### The exercise
Output the full listing word for word.

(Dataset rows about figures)

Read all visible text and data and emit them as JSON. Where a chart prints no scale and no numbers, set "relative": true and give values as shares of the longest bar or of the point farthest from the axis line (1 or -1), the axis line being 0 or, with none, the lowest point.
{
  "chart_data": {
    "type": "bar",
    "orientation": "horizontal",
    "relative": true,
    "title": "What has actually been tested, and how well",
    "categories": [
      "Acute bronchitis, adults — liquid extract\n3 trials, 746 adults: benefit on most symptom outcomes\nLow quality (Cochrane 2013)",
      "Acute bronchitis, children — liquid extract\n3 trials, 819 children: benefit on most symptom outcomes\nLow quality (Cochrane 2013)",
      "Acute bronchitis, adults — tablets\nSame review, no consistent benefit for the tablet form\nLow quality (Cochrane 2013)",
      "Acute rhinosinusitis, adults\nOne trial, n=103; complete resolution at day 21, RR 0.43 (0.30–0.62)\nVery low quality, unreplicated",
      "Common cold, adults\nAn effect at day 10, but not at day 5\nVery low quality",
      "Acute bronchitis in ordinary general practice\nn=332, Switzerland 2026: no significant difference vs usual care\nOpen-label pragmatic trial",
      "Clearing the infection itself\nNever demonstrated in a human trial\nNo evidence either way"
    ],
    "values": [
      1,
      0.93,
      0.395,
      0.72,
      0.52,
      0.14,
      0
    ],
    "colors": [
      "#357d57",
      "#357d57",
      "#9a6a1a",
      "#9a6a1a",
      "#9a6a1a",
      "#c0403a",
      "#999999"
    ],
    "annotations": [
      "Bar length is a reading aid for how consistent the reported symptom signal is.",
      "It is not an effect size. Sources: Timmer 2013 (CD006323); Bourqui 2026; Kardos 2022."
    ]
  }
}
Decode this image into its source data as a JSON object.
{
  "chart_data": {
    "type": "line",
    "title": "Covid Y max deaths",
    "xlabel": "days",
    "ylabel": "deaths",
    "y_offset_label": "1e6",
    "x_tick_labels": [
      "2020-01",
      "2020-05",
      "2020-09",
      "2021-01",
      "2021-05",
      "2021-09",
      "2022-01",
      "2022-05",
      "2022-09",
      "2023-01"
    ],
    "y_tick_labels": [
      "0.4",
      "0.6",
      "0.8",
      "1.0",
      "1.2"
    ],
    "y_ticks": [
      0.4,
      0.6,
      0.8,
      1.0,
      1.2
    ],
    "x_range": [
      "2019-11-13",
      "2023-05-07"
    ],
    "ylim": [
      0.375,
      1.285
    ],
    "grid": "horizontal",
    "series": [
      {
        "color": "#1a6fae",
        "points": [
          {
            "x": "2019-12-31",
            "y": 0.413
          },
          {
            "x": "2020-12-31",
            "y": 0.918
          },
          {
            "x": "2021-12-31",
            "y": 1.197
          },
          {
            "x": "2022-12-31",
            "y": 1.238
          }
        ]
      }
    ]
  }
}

### Answer for the task
Read all visible text and data and emit them as JSON. Where a chart prints no scale and no numbers, set "relative": true and give values as shares of the longest bar or of the point farthest from the axis line (1 or -1), the axis line being 0 or, with none, the lowest point.
{
  "chart_data": {
    "type": "bar",
    "orientation": "horizontal",
    "relative": true,
    "title": "What has actually been tested, and how well",
    "categories": [
      "Acute bronchitis, adults — liquid extract\n3 trials, 746 adults: benefit on most symptom outcomes\nLow quality (Cochrane 2013)",
      "Acute bronchitis, children — liquid extract\n3 trials, 819 children: benefit on most symptom outcomes\nLow quality (Cochrane 2013)",
      "Acute bronchitis, adults — tablets\nSame review, no consistent benefit for the tablet form\nLow quality (Cochrane 2013)",
      "Acute rhinosinusitis, adults\nOne trial, n=103; complete resolution at day 21, RR 0.43 (0.30–0.62)\nVery low quality, unreplicated",
      "Common cold, adults\nAn effect at day 10, but not at day 5\nVery low quality",
      "Acute bronchitis in ordinary general practice\nn=332, Switzerland 2026: no significant difference vs usual care\nOpen-label pragmatic trial",
      "Clearing the infection itself\nNever demonstrated in a human trial\nNo evidence either way"
    ],
    "values": [
      1,
      0.93,
      0.395,
      0.72,
      0.52,
      0.14,
      0
    ],
    "colors": [
      "#357d57",
      "#357d57",
      "#9a6a1a",
      "#9a6a1a",
      "#9a6a1a",
      "#c0403a",
      "#999999"
    ],
    "annotations": [
      "Bar length is a reading aid for how consistent the reported symptom signal is.",
      "It is not an effect size. Sources: Timmer 2013 (CD006323); Bourqui 2026; Kardos 2022."
    ]
  }
}
Decode this image into its source data as a JSON object.
{
  "chart_data": {
    "type": "line",
    "title": "Covid Y max deaths",
    "xlabel": "days",
    "ylabel": "deaths",
    "y_offset_label": "1e6",
    "x_tick_labels": [
      "2020-01",
      "2020-05",
      "2020-09",
      "2021-01",
      "2021-05",
      "2021-09",
      "2022-01",
      "2022-05",
      "2022-09",
      "2023-01"
    ],
    "y_tick_labels": [
      "0.4",
      "0.6",
      "0.8",
      "1.0",
      "1.2"
    ],
    "y_ticks": [
      0.4,
      0.6,
      0.8,
      1.0,
      1.2
    ],
    "x_range": [
      "2019-11-13",
      "2023-05-07"
    ],
    "ylim": [
      0.375,
      1.285
    ],
    "grid": "horizontal",
    "series": [
      {
        "color": "#1a6fae",
        "points": [
          {
            "x": "2019-12-31",
            "y": 0.413
          },
          {
            "x": "2020-12-31",
            "y": 0.918
          },
          {
            "x": "2021-12-31",
            "y": 1.197
          },
          {
            "x": "2022-12-31",
            "y": 1.238
          }
        ]
      }
    ]
  }
}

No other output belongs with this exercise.